━━━ Provided records ━━━

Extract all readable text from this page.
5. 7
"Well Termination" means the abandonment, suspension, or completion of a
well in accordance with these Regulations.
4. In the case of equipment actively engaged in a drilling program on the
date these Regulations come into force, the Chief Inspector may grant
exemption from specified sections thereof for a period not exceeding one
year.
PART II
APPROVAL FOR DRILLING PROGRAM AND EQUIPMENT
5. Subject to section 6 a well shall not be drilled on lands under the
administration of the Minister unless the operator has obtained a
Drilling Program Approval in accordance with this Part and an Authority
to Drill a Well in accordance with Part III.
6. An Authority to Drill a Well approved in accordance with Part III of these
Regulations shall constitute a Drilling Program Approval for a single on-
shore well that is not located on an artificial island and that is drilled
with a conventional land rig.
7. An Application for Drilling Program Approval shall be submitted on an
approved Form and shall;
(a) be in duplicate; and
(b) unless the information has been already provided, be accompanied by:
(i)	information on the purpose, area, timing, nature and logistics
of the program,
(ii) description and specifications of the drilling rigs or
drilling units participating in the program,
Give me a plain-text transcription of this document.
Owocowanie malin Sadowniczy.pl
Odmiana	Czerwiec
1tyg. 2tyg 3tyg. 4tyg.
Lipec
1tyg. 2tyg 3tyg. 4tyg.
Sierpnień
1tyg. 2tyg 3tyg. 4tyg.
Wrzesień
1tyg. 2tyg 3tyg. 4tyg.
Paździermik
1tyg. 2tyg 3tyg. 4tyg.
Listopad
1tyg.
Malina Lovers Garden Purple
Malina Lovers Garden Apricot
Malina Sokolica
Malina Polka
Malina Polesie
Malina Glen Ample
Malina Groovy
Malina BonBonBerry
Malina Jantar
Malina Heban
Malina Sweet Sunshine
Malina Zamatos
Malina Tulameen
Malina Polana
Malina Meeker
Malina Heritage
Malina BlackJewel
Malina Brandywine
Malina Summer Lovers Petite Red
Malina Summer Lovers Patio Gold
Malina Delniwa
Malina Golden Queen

━━━

Pick each line holding the word "Garden" out of the data and copy it.

--- Reply ---
Malina Lovers Garden Purple
Malina Lovers Garden Apricot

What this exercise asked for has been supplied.